### What is needed
Copy out the whole listing exactly as written, leaving the pictures behind.

◇ ◇ ◇ ◇ ◇ ◇ ◇

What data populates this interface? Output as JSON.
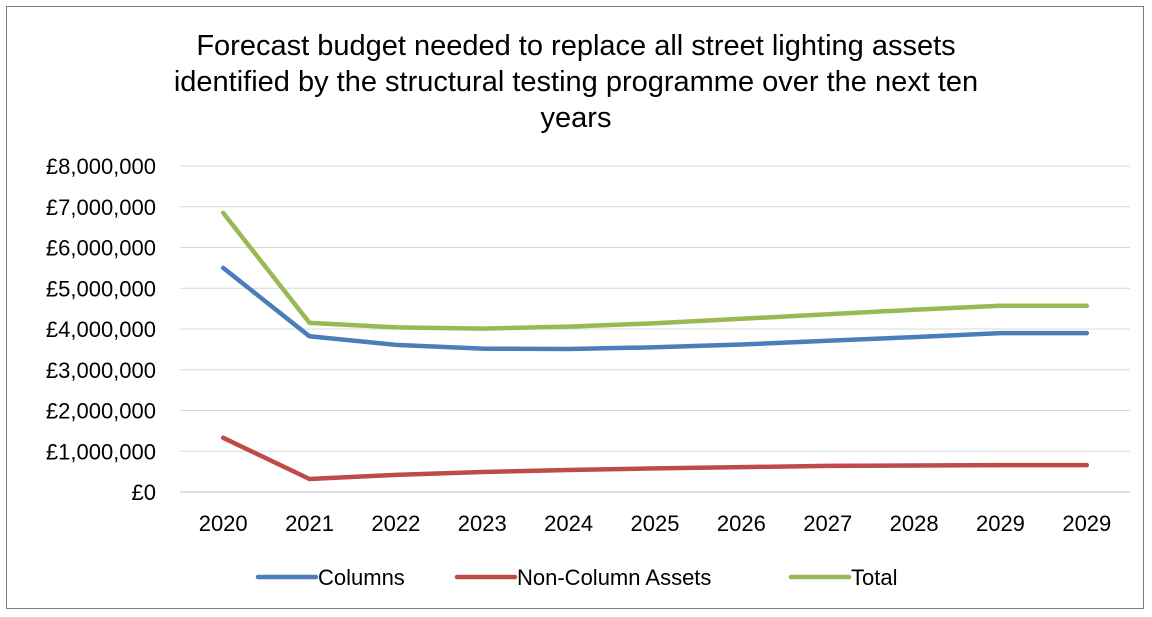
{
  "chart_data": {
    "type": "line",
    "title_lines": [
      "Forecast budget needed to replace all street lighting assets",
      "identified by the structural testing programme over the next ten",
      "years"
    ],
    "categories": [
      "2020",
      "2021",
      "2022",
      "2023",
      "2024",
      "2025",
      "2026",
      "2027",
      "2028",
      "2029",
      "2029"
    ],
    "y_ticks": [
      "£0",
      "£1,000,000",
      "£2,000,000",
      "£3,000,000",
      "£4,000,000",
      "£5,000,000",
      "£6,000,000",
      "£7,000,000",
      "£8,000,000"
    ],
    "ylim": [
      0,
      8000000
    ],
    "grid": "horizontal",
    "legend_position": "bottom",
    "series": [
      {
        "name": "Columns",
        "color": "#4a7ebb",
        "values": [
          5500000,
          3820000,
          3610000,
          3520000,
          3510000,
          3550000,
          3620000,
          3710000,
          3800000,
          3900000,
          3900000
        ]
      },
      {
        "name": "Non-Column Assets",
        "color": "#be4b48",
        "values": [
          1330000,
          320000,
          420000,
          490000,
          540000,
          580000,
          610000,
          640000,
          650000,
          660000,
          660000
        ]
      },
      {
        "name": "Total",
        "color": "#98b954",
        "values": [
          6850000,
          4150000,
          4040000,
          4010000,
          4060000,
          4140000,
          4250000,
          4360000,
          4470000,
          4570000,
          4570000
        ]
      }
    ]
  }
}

◇ ◇ ◇ ◇ ◇ ◇ ◇

### Response to the task
What data populates this interface? Output as JSON.
{
  "chart_data": {
    "type": "line",
    "title_lines": [
      "Forecast budget needed to replace all street lighting assets",
      "identified by the structural testing programme over the next ten",
      "years"
    ],
    "categories": [
      "2020",
      "2021",
      "2022",
      "2023",
      "2024",
      "2025",
      "2026",
      "2027",
      "2028",
      "2029",
      "2029"
    ],
    "y_ticks": [
      "£0",
      "£1,000,000",
      "£2,000,000",
      "£3,000,000",
      "£4,000,000",
      "£5,000,000",
      "£6,000,000",
      "£7,000,000",
      "£8,000,000"
    ],
    "ylim": [
      0,
      8000000
    ],
    "grid": "horizontal",
    "legend_position": "bottom",
    "series": [
      {
        "name": "Columns",
        "color": "#4a7ebb",
        "values": [
          5500000,
          3820000,
          3610000,
          3520000,
          3510000,
          3550000,
          3620000,
          3710000,
          3800000,
          3900000,
          3900000
        ]
      },
      {
        "name": "Non-Column Assets",
        "color": "#be4b48",
        "values": [
          1330000,
          320000,
          420000,
          490000,
          540000,
          580000,
          610000,
          640000,
          650000,
          660000,
          660000
        ]
      },
      {
        "name": "Total",
        "color": "#98b954",
        "values": [
          6850000,
          4150000,
          4040000,
          4010000,
          4060000,
          4140000,
          4250000,
          4360000,
          4470000,
          4570000,
          4570000
        ]
      }
    ]
  }
}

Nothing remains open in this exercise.